**** Dataset ****

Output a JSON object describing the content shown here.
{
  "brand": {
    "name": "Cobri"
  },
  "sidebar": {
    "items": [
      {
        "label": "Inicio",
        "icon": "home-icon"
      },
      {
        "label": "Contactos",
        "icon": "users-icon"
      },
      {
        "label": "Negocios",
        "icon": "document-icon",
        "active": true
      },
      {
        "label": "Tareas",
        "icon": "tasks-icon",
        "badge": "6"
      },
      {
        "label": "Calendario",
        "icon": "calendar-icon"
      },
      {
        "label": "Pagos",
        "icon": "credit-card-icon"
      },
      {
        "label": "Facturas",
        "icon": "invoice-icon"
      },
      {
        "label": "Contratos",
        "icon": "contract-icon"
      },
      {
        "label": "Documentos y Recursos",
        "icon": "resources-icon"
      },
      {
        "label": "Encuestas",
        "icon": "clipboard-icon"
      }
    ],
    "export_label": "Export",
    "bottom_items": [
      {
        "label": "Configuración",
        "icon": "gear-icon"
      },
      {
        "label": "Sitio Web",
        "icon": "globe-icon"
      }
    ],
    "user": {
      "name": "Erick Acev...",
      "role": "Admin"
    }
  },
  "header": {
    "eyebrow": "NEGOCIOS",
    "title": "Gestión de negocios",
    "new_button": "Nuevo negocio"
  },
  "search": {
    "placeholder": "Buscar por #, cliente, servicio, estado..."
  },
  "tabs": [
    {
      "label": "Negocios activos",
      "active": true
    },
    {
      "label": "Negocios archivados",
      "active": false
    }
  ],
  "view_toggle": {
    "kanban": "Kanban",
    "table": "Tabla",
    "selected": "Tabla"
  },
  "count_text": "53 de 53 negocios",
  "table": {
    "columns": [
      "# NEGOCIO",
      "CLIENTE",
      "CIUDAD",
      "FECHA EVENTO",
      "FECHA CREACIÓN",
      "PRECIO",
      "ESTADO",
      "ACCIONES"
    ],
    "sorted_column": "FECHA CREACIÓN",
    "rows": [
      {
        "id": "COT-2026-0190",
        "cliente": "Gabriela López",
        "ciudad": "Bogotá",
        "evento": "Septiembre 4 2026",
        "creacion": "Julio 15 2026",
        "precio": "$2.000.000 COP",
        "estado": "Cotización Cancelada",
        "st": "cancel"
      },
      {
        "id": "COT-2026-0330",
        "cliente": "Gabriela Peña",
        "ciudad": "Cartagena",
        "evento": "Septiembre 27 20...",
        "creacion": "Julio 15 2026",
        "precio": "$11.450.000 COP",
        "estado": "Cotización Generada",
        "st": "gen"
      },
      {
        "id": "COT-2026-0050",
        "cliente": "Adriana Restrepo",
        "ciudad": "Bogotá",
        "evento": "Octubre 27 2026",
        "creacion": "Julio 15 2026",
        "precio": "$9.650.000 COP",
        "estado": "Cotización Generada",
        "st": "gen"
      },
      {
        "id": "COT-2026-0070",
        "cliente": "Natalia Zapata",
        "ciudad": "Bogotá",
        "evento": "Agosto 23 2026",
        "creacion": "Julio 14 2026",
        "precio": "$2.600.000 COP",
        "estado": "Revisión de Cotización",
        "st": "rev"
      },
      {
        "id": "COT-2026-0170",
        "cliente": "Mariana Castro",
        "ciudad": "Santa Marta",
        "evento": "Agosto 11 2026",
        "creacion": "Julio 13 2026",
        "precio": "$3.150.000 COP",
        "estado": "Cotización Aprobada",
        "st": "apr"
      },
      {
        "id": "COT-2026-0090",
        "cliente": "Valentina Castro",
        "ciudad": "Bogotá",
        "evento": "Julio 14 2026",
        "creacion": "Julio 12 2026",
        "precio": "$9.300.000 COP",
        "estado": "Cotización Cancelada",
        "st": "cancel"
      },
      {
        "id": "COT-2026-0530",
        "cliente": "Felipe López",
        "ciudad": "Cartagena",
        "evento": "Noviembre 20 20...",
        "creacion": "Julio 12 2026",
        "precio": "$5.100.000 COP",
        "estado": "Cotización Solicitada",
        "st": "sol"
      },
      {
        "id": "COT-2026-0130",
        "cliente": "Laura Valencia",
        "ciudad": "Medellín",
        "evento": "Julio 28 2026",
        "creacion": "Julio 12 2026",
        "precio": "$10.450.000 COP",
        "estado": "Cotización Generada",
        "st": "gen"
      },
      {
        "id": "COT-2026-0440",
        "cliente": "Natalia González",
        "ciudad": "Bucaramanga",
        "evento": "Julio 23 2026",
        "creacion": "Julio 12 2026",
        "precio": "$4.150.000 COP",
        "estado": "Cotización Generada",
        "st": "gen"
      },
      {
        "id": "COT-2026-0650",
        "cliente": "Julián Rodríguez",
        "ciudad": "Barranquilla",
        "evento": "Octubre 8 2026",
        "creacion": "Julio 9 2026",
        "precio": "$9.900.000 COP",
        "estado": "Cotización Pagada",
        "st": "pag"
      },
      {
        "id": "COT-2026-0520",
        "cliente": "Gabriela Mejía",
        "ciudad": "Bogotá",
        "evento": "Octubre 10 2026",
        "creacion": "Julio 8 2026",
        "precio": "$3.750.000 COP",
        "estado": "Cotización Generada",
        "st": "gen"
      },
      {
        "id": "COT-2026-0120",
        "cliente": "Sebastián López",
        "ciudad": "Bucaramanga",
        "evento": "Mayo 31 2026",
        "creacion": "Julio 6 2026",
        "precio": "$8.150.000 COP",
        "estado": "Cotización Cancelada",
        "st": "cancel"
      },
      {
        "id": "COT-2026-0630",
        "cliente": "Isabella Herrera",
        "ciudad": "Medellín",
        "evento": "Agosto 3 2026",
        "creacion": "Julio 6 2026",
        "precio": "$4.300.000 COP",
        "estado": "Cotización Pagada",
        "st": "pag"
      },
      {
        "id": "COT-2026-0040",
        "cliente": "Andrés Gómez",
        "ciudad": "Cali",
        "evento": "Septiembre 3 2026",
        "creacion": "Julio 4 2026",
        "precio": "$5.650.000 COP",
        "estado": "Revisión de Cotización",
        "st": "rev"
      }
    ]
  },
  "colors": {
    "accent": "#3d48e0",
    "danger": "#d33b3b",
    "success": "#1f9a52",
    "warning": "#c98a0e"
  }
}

****

• _Instructions to follow_: Each line above is to be repeated exactly.

• _Completed exercise_:
Output a JSON object describing the content shown here.
{
  "brand": {
    "name": "Cobri"
  },
  "sidebar": {
    "items": [
      {
        "label": "Inicio",
        "icon": "home-icon"
      },
      {
        "label": "Contactos",
        "icon": "users-icon"
      },
      {
        "label": "Negocios",
        "icon": "document-icon",
        "active": true
      },
      {
        "label": "Tareas",
        "icon": "tasks-icon",
        "badge": "6"
      },
      {
        "label": "Calendario",
        "icon": "calendar-icon"
      },
      {
        "label": "Pagos",
        "icon": "credit-card-icon"
      },
      {
        "label": "Facturas",
        "icon": "invoice-icon"
      },
      {
        "label": "Contratos",
        "icon": "contract-icon"
      },
      {
        "label": "Documentos y Recursos",
        "icon": "resources-icon"
      },
      {
        "label": "Encuestas",
        "icon": "clipboard-icon"
      }
    ],
    "export_label": "Export",
    "bottom_items": [
      {
        "label": "Configuración",
        "icon": "gear-icon"
      },
      {
        "label": "Sitio Web",
        "icon": "globe-icon"
      }
    ],
    "user": {
      "name": "Erick Acev...",
      "role": "Admin"
    }
  },
  "header": {
    "eyebrow": "NEGOCIOS",
    "title": "Gestión de negocios",
    "new_button": "Nuevo negocio"
  },
  "search": {
    "placeholder": "Buscar por #, cliente, servicio, estado..."
  },
  "tabs": [
    {
      "label": "Negocios activos",
      "active": true
    },
    {
      "label": "Negocios archivados",
      "active": false
    }
  ],
  "view_toggle": {
    "kanban": "Kanban",
    "table": "Tabla",
    "selected": "Tabla"
  },
  "count_text": "53 de 53 negocios",
  "table": {
    "columns": [
      "# NEGOCIO",
      "CLIENTE",
      "CIUDAD",
      "FECHA EVENTO",
      "FECHA CREACIÓN",
      "PRECIO",
      "ESTADO",
      "ACCIONES"
    ],
    "sorted_column": "FECHA CREACIÓN",
    "rows": [
      {
        "id": "COT-2026-0190",
        "cliente": "Gabriela López",
        "ciudad": "Bogotá",
        "evento": "Septiembre 4 2026",
        "creacion": "Julio 15 2026",
        "precio": "$2.000.000 COP",
        "estado": "Cotización Cancelada",
        "st": "cancel"
      },
      {
        "id": "COT-2026-0330",
        "cliente": "Gabriela Peña",
        "ciudad": "Cartagena",
        "evento": "Septiembre 27 20...",
        "creacion": "Julio 15 2026",
        "precio": "$11.450.000 COP",
        "estado": "Cotización Generada",
        "st": "gen"
      },
      {
        "id": "COT-2026-0050",
        "cliente": "Adriana Restrepo",
        "ciudad": "Bogotá",
        "evento": "Octubre 27 2026",
        "creacion": "Julio 15 2026",
        "precio": "$9.650.000 COP",
        "estado": "Cotización Generada",
        "st": "gen"
      },
      {
        "id": "COT-2026-0070",
        "cliente": "Natalia Zapata",
        "ciudad": "Bogotá",
        "evento": "Agosto 23 2026",
        "creacion": "Julio 14 2026",
        "precio": "$2.600.000 COP",
        "estado": "Revisión de Cotización",
        "st": "rev"
      },
      {
        "id": "COT-2026-0170",
        "cliente": "Mariana Castro",
        "ciudad": "Santa Marta",
        "evento": "Agosto 11 2026",
        "creacion": "Julio 13 2026",
        "precio": "$3.150.000 COP",
        "estado": "Cotización Aprobada",
        "st": "apr"
      },
      {
        "id": "COT-2026-0090",
        "cliente": "Valentina Castro",
        "ciudad": "Bogotá",
        "evento": "Julio 14 2026",
        "creacion": "Julio 12 2026",
        "precio": "$9.300.000 COP",
        "estado": "Cotización Cancelada",
        "st": "cancel"
      },
      {
        "id": "COT-2026-0530",
        "cliente": "Felipe López",
        "ciudad": "Cartagena",
        "evento": "Noviembre 20 20...",
        "creacion": "Julio 12 2026",
        "precio": "$5.100.000 COP",
        "estado": "Cotización Solicitada",
        "st": "sol"
      },
      {
        "id": "COT-2026-0130",
        "cliente": "Laura Valencia",
        "ciudad": "Medellín",
        "evento": "Julio 28 2026",
        "creacion": "Julio 12 2026",
        "precio": "$10.450.000 COP",
        "estado": "Cotización Generada",
        "st": "gen"
      },
      {
        "id": "COT-2026-0440",
        "cliente": "Natalia González",
        "ciudad": "Bucaramanga",
        "evento": "Julio 23 2026",
        "creacion": "Julio 12 2026",
        "precio": "$4.150.000 COP",
        "estado": "Cotización Generada",
        "st": "gen"
      },
      {
        "id": "COT-2026-0650",
        "cliente": "Julián Rodríguez",
        "ciudad": "Barranquilla",
        "evento": "Octubre 8 2026",
        "creacion": "Julio 9 2026",
        "precio": "$9.900.000 COP",
        "estado": "Cotización Pagada",
        "st": "pag"
      },
      {
        "id": "COT-2026-0520",
        "cliente": "Gabriela Mejía",
        "ciudad": "Bogotá",
        "evento": "Octubre 10 2026",
        "creacion": "Julio 8 2026",
        "precio": "$3.750.000 COP",
        "estado": "Cotización Generada",
        "st": "gen"
      },
      {
        "id": "COT-2026-0120",
        "cliente": "Sebastián López",
        "ciudad": "Bucaramanga",
        "evento": "Mayo 31 2026",
        "creacion": "Julio 6 2026",
        "precio": "$8.150.000 COP",
        "estado": "Cotización Cancelada",
        "st": "cancel"
      },
      {
        "id": "COT-2026-0630",
        "cliente": "Isabella Herrera",
        "ciudad": "Medellín",
        "evento": "Agosto 3 2026",
        "creacion": "Julio 6 2026",
        "precio": "$4.300.000 COP",
        "estado": "Cotización Pagada",
        "st": "pag"
      },
      {
        "id": "COT-2026-0040",
        "cliente": "Andrés Gómez",
        "ciudad": "Cali",
        "evento": "Septiembre 3 2026",
        "creacion": "Julio 4 2026",
        "precio": "$5.650.000 COP",
        "estado": "Revisión de Cotización",
        "st": "rev"
      }
    ]
  },
  "colors": {
    "accent": "#3d48e0",
    "danger": "#d33b3b",
    "success": "#1f9a52",
    "warning": "#c98a0e"
  }
}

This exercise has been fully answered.